• _Exercise objective_
Can all of these lines be returned exactly?

Data listing
━━━━━━━━

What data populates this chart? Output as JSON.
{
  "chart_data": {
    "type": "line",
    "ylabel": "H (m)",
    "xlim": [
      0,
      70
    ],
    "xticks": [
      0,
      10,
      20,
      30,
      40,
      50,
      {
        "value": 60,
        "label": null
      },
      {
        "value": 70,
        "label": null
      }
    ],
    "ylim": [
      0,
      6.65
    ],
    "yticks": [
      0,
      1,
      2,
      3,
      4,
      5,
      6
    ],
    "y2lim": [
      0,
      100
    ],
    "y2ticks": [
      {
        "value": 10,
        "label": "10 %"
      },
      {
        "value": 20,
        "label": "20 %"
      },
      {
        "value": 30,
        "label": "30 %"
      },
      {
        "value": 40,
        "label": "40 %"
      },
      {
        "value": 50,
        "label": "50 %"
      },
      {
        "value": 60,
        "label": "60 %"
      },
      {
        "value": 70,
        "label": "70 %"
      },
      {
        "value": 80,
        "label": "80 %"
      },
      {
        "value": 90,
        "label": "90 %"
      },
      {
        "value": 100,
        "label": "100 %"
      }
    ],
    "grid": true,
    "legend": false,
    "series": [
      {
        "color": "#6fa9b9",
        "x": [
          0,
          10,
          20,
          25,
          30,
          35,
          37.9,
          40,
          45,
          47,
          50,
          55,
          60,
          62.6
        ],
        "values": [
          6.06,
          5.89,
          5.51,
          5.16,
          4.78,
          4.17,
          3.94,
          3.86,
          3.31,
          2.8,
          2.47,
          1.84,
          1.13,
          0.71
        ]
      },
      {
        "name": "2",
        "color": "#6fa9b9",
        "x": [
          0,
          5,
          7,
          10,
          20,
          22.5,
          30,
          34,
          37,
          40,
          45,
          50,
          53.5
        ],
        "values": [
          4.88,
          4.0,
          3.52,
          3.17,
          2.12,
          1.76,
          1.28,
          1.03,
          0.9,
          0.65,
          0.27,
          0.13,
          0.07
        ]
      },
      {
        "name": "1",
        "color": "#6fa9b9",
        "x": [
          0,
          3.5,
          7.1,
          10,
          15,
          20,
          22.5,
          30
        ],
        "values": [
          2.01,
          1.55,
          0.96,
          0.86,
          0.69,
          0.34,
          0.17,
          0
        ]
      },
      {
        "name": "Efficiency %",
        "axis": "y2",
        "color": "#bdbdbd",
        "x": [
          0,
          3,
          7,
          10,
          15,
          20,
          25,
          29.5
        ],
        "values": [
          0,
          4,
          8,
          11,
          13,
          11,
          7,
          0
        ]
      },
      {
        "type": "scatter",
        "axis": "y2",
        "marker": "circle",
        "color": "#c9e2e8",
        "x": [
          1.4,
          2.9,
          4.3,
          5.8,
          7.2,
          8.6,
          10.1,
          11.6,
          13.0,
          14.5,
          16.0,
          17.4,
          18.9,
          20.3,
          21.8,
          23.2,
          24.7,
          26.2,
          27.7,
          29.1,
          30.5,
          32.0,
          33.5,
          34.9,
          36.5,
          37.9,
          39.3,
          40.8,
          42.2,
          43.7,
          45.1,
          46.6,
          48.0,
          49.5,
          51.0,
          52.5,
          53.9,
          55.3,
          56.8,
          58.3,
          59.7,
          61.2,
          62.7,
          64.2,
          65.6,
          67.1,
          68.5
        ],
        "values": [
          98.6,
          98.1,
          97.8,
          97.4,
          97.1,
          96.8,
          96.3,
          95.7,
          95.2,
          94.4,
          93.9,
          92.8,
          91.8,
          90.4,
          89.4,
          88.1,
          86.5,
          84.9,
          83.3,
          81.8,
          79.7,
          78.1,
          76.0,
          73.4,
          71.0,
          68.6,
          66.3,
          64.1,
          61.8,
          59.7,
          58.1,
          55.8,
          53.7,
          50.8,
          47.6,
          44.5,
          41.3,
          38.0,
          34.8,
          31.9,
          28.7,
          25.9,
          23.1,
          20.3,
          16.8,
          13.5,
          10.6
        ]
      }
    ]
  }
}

━━━━━━━━

• _Response to the exercise_
What data populates this chart? Output as JSON.
{
  "chart_data": {
    "type": "line",
    "ylabel": "H (m)",
    "xlim": [
      0,
      70
    ],
    "xticks": [
      0,
      10,
      20,
      30,
      40,
      50,
      {
        "value": 60,
        "label": null
      },
      {
        "value": 70,
        "label": null
      }
    ],
    "ylim": [
      0,
      6.65
    ],
    "yticks": [
      0,
      1,
      2,
      3,
      4,
      5,
      6
    ],
    "y2lim": [
      0,
      100
    ],
    "y2ticks": [
      {
        "value": 10,
        "label": "10 %"
      },
      {
        "value": 20,
        "label": "20 %"
      },
      {
        "value": 30,
        "label": "30 %"
      },
      {
        "value": 40,
        "label": "40 %"
      },
      {
        "value": 50,
        "label": "50 %"
      },
      {
        "value": 60,
        "label": "60 %"
      },
      {
        "value": 70,
        "label": "70 %"
      },
      {
        "value": 80,
        "label": "80 %"
      },
      {
        "value": 90,
        "label": "90 %"
      },
      {
        "value": 100,
        "label": "100 %"
      }
    ],
    "grid": true,
    "legend": false,
    "series": [
      {
        "color": "#6fa9b9",
        "x": [
          0,
          10,
          20,
          25,
          30,
          35,
          37.9,
          40,
          45,
          47,
          50,
          55,
          60,
          62.6
        ],
        "values": [
          6.06,
          5.89,
          5.51,
          5.16,
          4.78,
          4.17,
          3.94,
          3.86,
          3.31,
          2.8,
          2.47,
          1.84,
          1.13,
          0.71
        ]
      },
      {
        "name": "2",
        "color": "#6fa9b9",
        "x": [
          0,
          5,
          7,
          10,
          20,
          22.5,
          30,
          34,
          37,
          40,
          45,
          50,
          53.5
        ],
        "values": [
          4.88,
          4.0,
          3.52,
          3.17,
          2.12,
          1.76,
          1.28,
          1.03,
          0.9,
          0.65,
          0.27,
          0.13,
          0.07
        ]
      },
      {
        "name": "1",
        "color": "#6fa9b9",
        "x": [
          0,
          3.5,
          7.1,
          10,
          15,
          20,
          22.5,
          30
        ],
        "values": [
          2.01,
          1.55,
          0.96,
          0.86,
          0.69,
          0.34,
          0.17,
          0
        ]
      },
      {
        "name": "Efficiency %",
        "axis": "y2",
        "color": "#bdbdbd",
        "x": [
          0,
          3,
          7,
          10,
          15,
          20,
          25,
          29.5
        ],
        "values": [
          0,
          4,
          8,
          11,
          13,
          11,
          7,
          0
        ]
      },
      {
        "type": "scatter",
        "axis": "y2",
        "marker": "circle",
        "color": "#c9e2e8",
        "x": [
          1.4,
          2.9,
          4.3,
          5.8,
          7.2,
          8.6,
          10.1,
          11.6,
          13.0,
          14.5,
          16.0,
          17.4,
          18.9,
          20.3,
          21.8,
          23.2,
          24.7,
          26.2,
          27.7,
          29.1,
          30.5,
          32.0,
          33.5,
          34.9,
          36.5,
          37.9,
          39.3,
          40.8,
          42.2,
          43.7,
          45.1,
          46.6,
          48.0,
          49.5,
          51.0,
          52.5,
          53.9,
          55.3,
          56.8,
          58.3,
          59.7,
          61.2,
          62.7,
          64.2,
          65.6,
          67.1,
          68.5
        ],
        "values": [
          98.6,
          98.1,
          97.8,
          97.4,
          97.1,
          96.8,
          96.3,
          95.7,
          95.2,
          94.4,
          93.9,
          92.8,
          91.8,
          90.4,
          89.4,
          88.1,
          86.5,
          84.9,
          83.3,
          81.8,
          79.7,
          78.1,
          76.0,
          73.4,
          71.0,
          68.6,
          66.3,
          64.1,
          61.8,
          59.7,
          58.1,
          55.8,
          53.7,
          50.8,
          47.6,
          44.5,
          41.3,
          38.0,
          34.8,
          31.9,
          28.7,
          25.9,
          23.1,
          20.3,
          16.8,
          13.5,
          10.6
        ]
      }
    ]
  }
}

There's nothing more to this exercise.